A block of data

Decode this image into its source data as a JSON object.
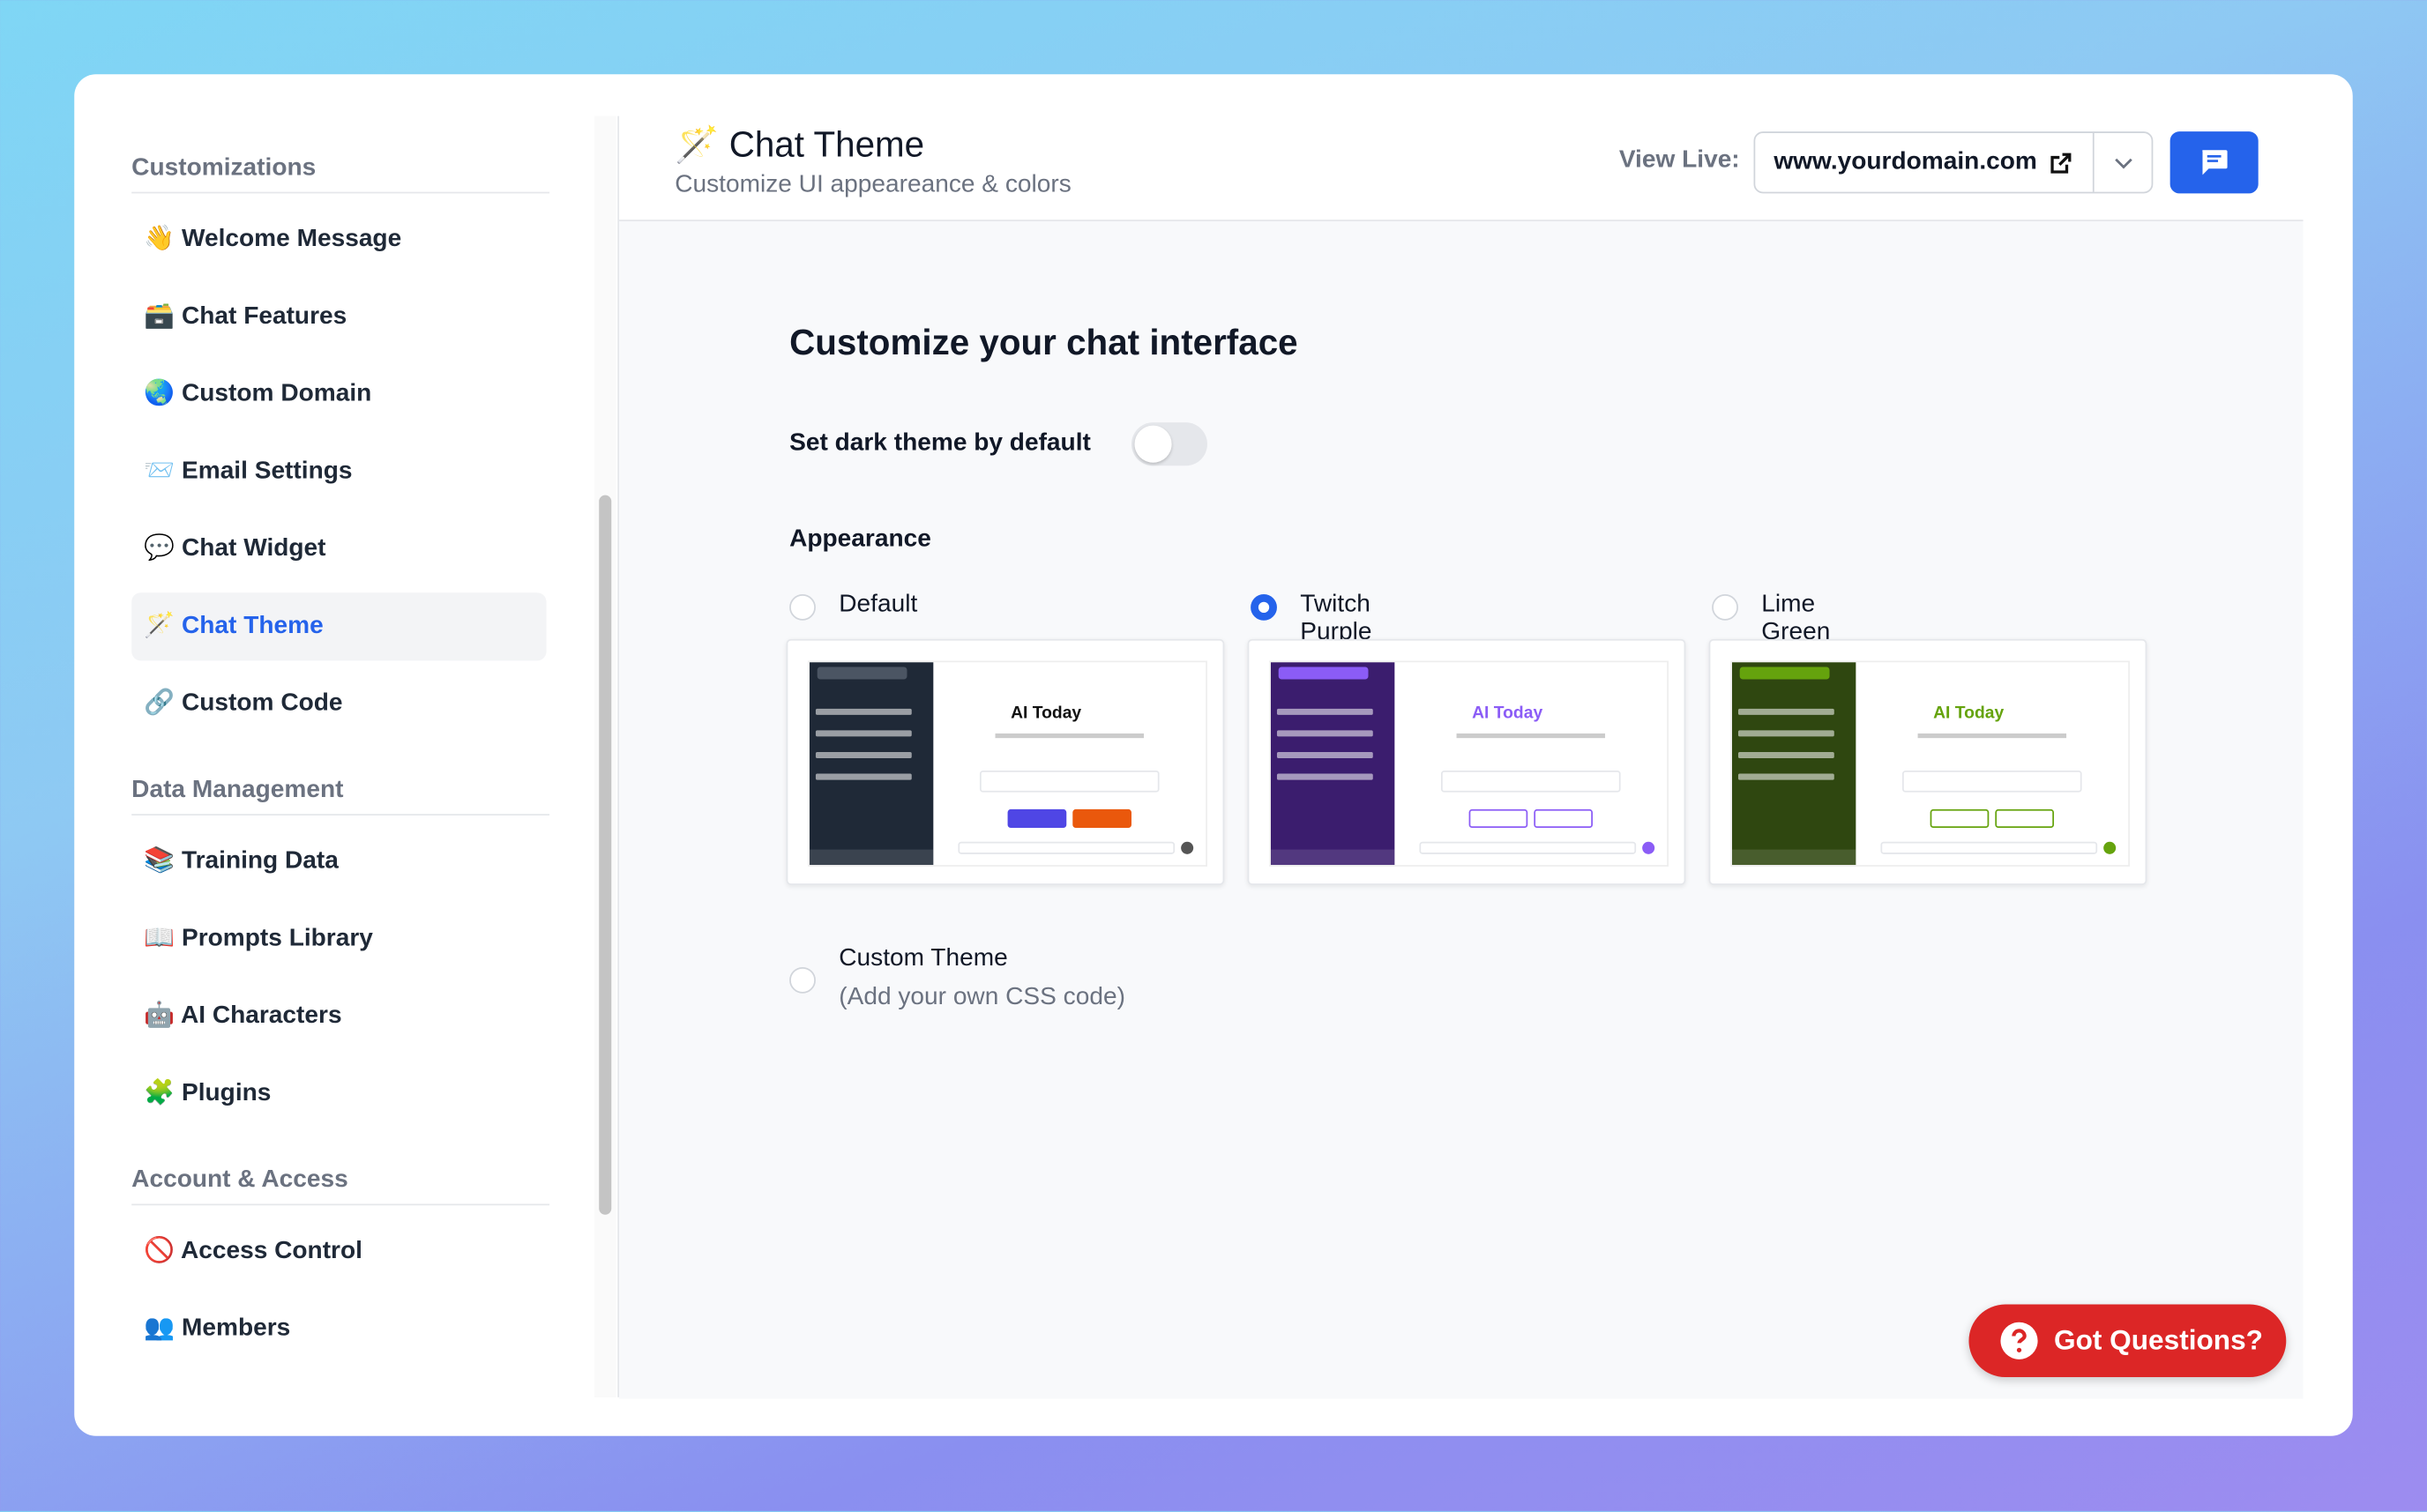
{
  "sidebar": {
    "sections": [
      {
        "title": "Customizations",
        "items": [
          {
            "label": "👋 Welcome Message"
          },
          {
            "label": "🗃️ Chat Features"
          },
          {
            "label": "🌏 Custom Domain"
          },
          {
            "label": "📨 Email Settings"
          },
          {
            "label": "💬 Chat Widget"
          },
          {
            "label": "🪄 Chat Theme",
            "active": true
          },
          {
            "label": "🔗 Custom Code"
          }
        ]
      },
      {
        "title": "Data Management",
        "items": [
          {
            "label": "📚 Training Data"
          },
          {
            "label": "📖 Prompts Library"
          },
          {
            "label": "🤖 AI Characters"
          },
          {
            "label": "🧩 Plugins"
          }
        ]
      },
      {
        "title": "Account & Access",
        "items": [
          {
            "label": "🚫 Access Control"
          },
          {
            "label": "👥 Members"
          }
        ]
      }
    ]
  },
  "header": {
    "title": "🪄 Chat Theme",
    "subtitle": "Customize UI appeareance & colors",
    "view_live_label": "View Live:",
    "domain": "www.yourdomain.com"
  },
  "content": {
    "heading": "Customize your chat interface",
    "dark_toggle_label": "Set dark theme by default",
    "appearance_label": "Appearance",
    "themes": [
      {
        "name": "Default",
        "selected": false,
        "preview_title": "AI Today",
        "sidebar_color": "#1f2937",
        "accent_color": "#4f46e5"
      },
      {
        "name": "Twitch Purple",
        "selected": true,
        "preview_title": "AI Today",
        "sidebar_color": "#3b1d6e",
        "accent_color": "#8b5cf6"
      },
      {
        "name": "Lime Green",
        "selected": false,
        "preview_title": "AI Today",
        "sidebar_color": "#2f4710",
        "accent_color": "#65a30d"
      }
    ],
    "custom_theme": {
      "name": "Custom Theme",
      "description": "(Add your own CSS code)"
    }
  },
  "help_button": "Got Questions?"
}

---

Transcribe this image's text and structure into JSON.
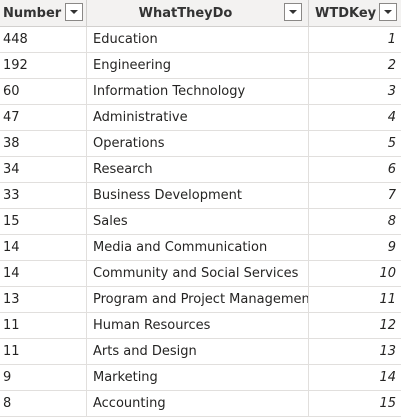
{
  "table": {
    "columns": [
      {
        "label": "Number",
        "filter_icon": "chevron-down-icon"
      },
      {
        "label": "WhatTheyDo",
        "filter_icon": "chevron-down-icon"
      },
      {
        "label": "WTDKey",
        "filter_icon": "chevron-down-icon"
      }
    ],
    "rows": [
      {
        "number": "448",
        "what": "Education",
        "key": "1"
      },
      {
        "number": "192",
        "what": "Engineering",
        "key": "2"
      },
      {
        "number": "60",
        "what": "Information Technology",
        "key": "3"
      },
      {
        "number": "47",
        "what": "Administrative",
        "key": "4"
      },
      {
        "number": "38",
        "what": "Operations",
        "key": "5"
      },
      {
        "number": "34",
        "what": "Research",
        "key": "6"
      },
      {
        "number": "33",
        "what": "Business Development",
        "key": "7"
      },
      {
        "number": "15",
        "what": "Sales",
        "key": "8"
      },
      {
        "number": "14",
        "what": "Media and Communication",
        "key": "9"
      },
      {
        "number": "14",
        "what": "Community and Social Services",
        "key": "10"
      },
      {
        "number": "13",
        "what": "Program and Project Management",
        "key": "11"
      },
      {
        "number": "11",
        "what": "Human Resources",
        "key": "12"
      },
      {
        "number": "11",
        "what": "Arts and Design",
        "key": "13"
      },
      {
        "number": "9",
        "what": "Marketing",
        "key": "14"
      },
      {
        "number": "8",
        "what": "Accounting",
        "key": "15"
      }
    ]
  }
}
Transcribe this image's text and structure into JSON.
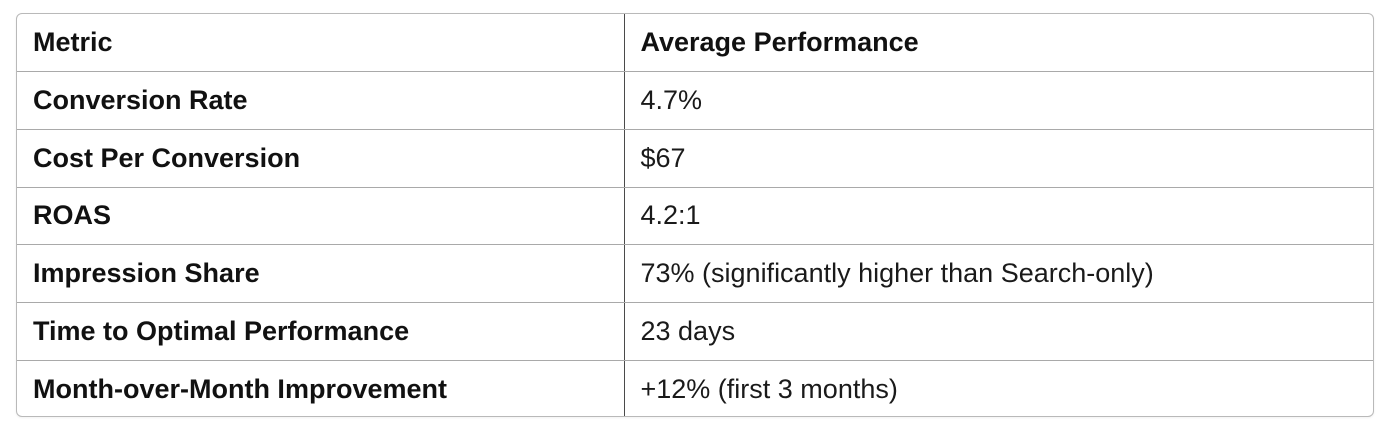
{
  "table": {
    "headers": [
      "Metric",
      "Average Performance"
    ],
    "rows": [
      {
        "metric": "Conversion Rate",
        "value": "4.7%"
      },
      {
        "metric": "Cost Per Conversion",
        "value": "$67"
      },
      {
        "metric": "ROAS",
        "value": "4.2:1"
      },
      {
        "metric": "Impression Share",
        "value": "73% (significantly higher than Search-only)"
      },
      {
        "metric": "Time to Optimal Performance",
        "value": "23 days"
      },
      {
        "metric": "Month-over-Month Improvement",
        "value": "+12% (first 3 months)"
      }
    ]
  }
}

==

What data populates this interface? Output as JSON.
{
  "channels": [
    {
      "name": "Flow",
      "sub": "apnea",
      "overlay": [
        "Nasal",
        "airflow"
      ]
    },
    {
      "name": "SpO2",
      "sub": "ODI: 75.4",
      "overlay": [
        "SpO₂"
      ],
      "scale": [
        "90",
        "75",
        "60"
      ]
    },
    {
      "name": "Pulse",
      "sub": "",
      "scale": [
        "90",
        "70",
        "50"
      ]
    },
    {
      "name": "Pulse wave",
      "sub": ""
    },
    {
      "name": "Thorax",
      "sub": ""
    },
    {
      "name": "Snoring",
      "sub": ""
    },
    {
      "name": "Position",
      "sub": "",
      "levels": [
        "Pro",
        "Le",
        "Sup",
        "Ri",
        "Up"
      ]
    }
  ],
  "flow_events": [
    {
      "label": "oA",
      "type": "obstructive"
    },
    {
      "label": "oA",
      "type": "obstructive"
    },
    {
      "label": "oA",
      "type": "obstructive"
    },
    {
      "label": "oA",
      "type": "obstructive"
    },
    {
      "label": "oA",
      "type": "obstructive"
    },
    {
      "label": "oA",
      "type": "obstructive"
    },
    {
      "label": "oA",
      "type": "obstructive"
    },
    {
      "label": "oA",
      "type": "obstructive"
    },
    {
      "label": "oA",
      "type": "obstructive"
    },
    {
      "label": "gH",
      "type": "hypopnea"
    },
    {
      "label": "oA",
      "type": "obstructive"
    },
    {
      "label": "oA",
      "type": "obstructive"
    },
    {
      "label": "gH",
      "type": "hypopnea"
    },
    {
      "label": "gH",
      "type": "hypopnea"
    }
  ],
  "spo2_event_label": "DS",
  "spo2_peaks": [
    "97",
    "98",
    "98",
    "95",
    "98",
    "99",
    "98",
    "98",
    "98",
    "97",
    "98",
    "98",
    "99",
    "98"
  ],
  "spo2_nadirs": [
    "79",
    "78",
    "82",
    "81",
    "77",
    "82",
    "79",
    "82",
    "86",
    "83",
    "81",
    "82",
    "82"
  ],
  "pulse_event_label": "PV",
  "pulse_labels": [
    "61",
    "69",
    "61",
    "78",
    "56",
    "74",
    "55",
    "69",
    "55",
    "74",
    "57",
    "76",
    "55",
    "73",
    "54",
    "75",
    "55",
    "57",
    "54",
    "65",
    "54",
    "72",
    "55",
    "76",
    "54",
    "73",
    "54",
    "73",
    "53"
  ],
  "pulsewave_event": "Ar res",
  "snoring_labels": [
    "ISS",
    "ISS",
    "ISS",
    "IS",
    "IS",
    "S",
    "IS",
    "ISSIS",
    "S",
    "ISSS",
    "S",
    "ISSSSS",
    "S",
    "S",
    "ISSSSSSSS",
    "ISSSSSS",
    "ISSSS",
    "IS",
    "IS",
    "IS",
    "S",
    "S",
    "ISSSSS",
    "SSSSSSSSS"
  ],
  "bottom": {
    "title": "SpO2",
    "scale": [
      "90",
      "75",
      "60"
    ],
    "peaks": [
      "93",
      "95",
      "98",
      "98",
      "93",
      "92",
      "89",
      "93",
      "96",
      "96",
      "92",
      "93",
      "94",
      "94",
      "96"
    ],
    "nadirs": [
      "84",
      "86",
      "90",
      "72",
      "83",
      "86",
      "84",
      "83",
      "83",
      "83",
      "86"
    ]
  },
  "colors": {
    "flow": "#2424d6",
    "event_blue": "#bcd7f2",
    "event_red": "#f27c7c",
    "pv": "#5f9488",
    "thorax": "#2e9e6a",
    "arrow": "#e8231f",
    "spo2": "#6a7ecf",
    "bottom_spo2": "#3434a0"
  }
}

:: WHAT NEEDS TO BE DONE ::
Using the listing above, pull out all lines that hold the word "name".

:: ANSWER BELOW ::
        "name": "Default",
        "name": "Twitch Purple",
        "name": "Lime Green",
      "name": "Custom Theme",
      "name": "Flow",
      "name": "SpO2",
      "name": "Pulse",
      "name": "Pulse wave",
      "name": "Thorax",
      "name": "Snoring",
      "name": "Position",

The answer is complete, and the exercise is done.